_What you need to do_
Copy every line of each listing below, keeping each one identical to the original.

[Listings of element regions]
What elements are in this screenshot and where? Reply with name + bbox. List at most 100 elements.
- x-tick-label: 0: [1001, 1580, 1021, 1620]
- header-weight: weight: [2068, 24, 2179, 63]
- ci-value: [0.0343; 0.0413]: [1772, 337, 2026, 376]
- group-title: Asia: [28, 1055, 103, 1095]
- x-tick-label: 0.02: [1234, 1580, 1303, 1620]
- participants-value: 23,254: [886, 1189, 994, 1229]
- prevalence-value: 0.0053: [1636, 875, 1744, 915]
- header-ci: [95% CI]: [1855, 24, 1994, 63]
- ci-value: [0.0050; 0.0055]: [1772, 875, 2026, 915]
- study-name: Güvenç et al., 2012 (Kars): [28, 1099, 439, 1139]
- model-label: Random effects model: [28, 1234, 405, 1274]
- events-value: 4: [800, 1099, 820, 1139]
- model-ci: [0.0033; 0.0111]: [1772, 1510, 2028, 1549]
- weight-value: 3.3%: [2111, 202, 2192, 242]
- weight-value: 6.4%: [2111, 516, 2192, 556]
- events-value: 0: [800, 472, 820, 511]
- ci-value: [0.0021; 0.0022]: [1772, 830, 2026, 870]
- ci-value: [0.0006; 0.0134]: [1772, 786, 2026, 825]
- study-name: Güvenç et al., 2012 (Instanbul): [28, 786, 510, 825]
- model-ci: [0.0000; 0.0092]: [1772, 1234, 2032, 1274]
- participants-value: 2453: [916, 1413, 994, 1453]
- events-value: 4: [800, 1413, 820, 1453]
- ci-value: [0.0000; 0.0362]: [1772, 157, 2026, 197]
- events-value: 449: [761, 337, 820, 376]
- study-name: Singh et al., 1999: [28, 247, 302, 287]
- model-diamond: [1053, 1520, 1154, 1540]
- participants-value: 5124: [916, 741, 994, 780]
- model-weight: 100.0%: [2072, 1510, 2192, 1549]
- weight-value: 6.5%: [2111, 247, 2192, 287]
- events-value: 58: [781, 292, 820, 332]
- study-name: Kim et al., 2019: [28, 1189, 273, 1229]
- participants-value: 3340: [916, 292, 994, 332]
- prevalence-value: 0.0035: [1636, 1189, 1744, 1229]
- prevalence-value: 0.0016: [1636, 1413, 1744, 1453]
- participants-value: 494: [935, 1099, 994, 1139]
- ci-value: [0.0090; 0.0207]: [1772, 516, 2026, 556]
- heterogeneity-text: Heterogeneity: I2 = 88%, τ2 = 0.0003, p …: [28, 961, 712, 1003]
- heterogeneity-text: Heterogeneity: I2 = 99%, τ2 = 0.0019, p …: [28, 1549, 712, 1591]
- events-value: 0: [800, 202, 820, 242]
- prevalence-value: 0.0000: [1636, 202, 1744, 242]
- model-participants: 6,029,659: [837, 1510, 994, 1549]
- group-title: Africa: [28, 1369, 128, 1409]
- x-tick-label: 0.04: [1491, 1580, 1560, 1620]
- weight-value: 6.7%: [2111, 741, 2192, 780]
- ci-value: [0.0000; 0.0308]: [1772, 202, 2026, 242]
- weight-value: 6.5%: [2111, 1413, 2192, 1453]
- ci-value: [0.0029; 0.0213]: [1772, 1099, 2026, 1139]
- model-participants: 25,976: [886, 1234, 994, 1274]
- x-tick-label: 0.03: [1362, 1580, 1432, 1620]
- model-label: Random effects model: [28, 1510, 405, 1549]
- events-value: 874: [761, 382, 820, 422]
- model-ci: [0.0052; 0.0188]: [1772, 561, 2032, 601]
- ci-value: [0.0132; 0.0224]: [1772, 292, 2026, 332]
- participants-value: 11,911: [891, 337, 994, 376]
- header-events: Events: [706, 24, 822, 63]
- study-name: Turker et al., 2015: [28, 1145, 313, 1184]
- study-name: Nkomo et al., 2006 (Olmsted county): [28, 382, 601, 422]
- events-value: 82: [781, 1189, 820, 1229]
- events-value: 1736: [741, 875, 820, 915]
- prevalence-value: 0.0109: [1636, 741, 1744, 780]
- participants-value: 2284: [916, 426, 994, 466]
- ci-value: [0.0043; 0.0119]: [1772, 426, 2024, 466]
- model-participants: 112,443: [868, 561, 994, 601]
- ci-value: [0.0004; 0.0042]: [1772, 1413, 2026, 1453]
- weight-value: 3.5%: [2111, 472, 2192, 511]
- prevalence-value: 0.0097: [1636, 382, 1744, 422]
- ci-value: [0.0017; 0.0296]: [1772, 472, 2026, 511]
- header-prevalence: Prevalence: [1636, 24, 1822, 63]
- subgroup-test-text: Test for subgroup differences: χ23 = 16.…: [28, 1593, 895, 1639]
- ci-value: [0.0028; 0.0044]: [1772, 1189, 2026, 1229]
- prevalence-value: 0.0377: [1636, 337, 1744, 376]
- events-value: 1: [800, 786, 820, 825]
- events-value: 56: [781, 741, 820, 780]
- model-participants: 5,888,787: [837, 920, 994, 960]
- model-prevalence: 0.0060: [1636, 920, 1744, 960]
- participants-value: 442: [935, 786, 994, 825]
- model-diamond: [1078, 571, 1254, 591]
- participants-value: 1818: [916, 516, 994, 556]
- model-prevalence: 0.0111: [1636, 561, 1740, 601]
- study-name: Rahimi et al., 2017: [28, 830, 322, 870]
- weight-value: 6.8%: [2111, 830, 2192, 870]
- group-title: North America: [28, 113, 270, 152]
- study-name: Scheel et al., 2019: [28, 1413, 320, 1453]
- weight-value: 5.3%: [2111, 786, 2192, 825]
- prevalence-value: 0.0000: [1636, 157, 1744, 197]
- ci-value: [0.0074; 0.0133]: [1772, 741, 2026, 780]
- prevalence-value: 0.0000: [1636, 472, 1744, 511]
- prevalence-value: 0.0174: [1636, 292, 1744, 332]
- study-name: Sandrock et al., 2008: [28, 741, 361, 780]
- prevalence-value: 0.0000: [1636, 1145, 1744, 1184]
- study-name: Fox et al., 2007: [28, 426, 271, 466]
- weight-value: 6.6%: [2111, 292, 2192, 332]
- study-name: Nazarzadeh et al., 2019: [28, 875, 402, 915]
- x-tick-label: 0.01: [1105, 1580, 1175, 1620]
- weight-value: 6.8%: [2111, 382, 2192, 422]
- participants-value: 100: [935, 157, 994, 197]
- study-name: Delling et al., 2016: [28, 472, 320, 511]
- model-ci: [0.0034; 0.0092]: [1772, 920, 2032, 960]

_Exercise response_
What elements are in this screenshot and where? Reply with name + bbox. List at most 100 elements.
- x-tick-label: 0: [1001, 1580, 1021, 1620]
- header-weight: weight: [2068, 24, 2179, 63]
- ci-value: [0.0343; 0.0413]: [1772, 337, 2026, 376]
- group-title: Asia: [28, 1055, 103, 1095]
- x-tick-label: 0.02: [1234, 1580, 1303, 1620]
- participants-value: 23,254: [886, 1189, 994, 1229]
- prevalence-value: 0.0053: [1636, 875, 1744, 915]
- header-ci: [95% CI]: [1855, 24, 1994, 63]
- ci-value: [0.0050; 0.0055]: [1772, 875, 2026, 915]
- study-name: Güvenç et al., 2012 (Kars): [28, 1099, 439, 1139]
- model-label: Random effects model: [28, 1234, 405, 1274]
- events-value: 4: [800, 1099, 820, 1139]
- model-ci: [0.0033; 0.0111]: [1772, 1510, 2028, 1549]
- weight-value: 3.3%: [2111, 202, 2192, 242]
- weight-value: 6.4%: [2111, 516, 2192, 556]
- events-value: 0: [800, 472, 820, 511]
- ci-value: [0.0021; 0.0022]: [1772, 830, 2026, 870]
- ci-value: [0.0006; 0.0134]: [1772, 786, 2026, 825]
- study-name: Güvenç et al., 2012 (Instanbul): [28, 786, 510, 825]
- model-ci: [0.0000; 0.0092]: [1772, 1234, 2032, 1274]
- participants-value: 2453: [916, 1413, 994, 1453]
- events-value: 4: [800, 1413, 820, 1453]
- ci-value: [0.0000; 0.0362]: [1772, 157, 2026, 197]
- events-value: 449: [761, 337, 820, 376]
- study-name: Singh et al., 1999: [28, 247, 302, 287]
- model-diamond: [1053, 1520, 1154, 1540]
- participants-value: 5124: [916, 741, 994, 780]
- model-weight: 100.0%: [2072, 1510, 2192, 1549]
- weight-value: 6.5%: [2111, 247, 2192, 287]
- events-value: 58: [781, 292, 820, 332]
- study-name: Kim et al., 2019: [28, 1189, 273, 1229]
- participants-value: 3340: [916, 292, 994, 332]
- prevalence-value: 0.0035: [1636, 1189, 1744, 1229]
- prevalence-value: 0.0016: [1636, 1413, 1744, 1453]
- participants-value: 494: [935, 1099, 994, 1139]
- ci-value: [0.0090; 0.0207]: [1772, 516, 2026, 556]
- heterogeneity-text: Heterogeneity: I2 = 88%, τ2 = 0.0003, p …: [28, 961, 712, 1003]
- heterogeneity-text: Heterogeneity: I2 = 99%, τ2 = 0.0019, p …: [28, 1549, 712, 1591]
- events-value: 0: [800, 202, 820, 242]
- prevalence-value: 0.0000: [1636, 202, 1744, 242]
- model-participants: 6,029,659: [837, 1510, 994, 1549]
- group-title: Africa: [28, 1369, 128, 1409]
- x-tick-label: 0.04: [1491, 1580, 1560, 1620]
- weight-value: 6.7%: [2111, 741, 2192, 780]
- ci-value: [0.0000; 0.0308]: [1772, 202, 2026, 242]
- weight-value: 6.5%: [2111, 1413, 2192, 1453]
- ci-value: [0.0029; 0.0213]: [1772, 1099, 2026, 1139]
- model-participants: 25,976: [886, 1234, 994, 1274]
- x-tick-label: 0.03: [1362, 1580, 1432, 1620]
- model-label: Random effects model: [28, 1510, 405, 1549]
- events-value: 874: [761, 382, 820, 422]
- model-ci: [0.0052; 0.0188]: [1772, 561, 2032, 601]
- ci-value: [0.0132; 0.0224]: [1772, 292, 2026, 332]
- participants-value: 11,911: [891, 337, 994, 376]
- header-events: Events: [706, 24, 822, 63]
- study-name: Turker et al., 2015: [28, 1145, 313, 1184]
- study-name: Nkomo et al., 2006 (Olmsted county): [28, 382, 601, 422]
- events-value: 82: [781, 1189, 820, 1229]
- events-value: 1736: [741, 875, 820, 915]
- prevalence-value: 0.0109: [1636, 741, 1744, 780]
- participants-value: 2284: [916, 426, 994, 466]
- ci-value: [0.0043; 0.0119]: [1772, 426, 2024, 466]
- model-participants: 112,443: [868, 561, 994, 601]
- ci-value: [0.0004; 0.0042]: [1772, 1413, 2026, 1453]
- weight-value: 3.5%: [2111, 472, 2192, 511]
- prevalence-value: 0.0097: [1636, 382, 1744, 422]
- ci-value: [0.0017; 0.0296]: [1772, 472, 2026, 511]
- header-prevalence: Prevalence: [1636, 24, 1822, 63]
- subgroup-test-text: Test for subgroup differences: χ23 = 16.…: [28, 1593, 895, 1639]
- ci-value: [0.0028; 0.0044]: [1772, 1189, 2026, 1229]
- prevalence-value: 0.0377: [1636, 337, 1744, 376]
- events-value: 1: [800, 786, 820, 825]
- events-value: 56: [781, 741, 820, 780]
- model-participants: 5,888,787: [837, 920, 994, 960]
- model-prevalence: 0.0060: [1636, 920, 1744, 960]
- participants-value: 442: [935, 786, 994, 825]
- model-diamond: [1078, 571, 1254, 591]
- participants-value: 1818: [916, 516, 994, 556]
- model-prevalence: 0.0111: [1636, 561, 1740, 601]
- study-name: Rahimi et al., 2017: [28, 830, 322, 870]
- weight-value: 6.8%: [2111, 830, 2192, 870]
- group-title: North America: [28, 113, 270, 152]
- study-name: Scheel et al., 2019: [28, 1413, 320, 1453]
- weight-value: 5.3%: [2111, 786, 2192, 825]
- prevalence-value: 0.0000: [1636, 157, 1744, 197]
- ci-value: [0.0074; 0.0133]: [1772, 741, 2026, 780]
- prevalence-value: 0.0000: [1636, 472, 1744, 511]
- prevalence-value: 0.0174: [1636, 292, 1744, 332]
- study-name: Sandrock et al., 2008: [28, 741, 361, 780]
- prevalence-value: 0.0000: [1636, 1145, 1744, 1184]
- study-name: Fox et al., 2007: [28, 426, 271, 466]
- weight-value: 6.6%: [2111, 292, 2192, 332]
- study-name: Nazarzadeh et al., 2019: [28, 875, 402, 915]
- x-tick-label: 0.01: [1105, 1580, 1175, 1620]
- weight-value: 6.8%: [2111, 382, 2192, 422]
- participants-value: 100: [935, 157, 994, 197]
- study-name: Delling et al., 2016: [28, 472, 320, 511]
- model-ci: [0.0034; 0.0092]: [1772, 920, 2032, 960]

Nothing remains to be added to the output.